[start]

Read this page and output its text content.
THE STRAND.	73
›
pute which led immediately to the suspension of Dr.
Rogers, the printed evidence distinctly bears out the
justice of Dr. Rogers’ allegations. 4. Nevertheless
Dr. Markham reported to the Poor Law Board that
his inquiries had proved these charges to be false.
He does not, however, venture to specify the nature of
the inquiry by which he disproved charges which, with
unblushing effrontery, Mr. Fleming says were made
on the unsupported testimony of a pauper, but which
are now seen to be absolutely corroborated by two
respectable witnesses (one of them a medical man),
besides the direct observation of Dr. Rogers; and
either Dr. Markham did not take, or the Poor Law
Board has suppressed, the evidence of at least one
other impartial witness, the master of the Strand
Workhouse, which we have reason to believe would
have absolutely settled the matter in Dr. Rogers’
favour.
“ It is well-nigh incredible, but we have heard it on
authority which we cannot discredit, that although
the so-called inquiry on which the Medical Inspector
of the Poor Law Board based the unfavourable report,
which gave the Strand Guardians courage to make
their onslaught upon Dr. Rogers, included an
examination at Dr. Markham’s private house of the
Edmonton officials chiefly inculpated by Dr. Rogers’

[end]

- STATED TASK: Give the count of lines holding the word "charges", with no other words.

- SOLUTION TO THIS PROBLEM: 2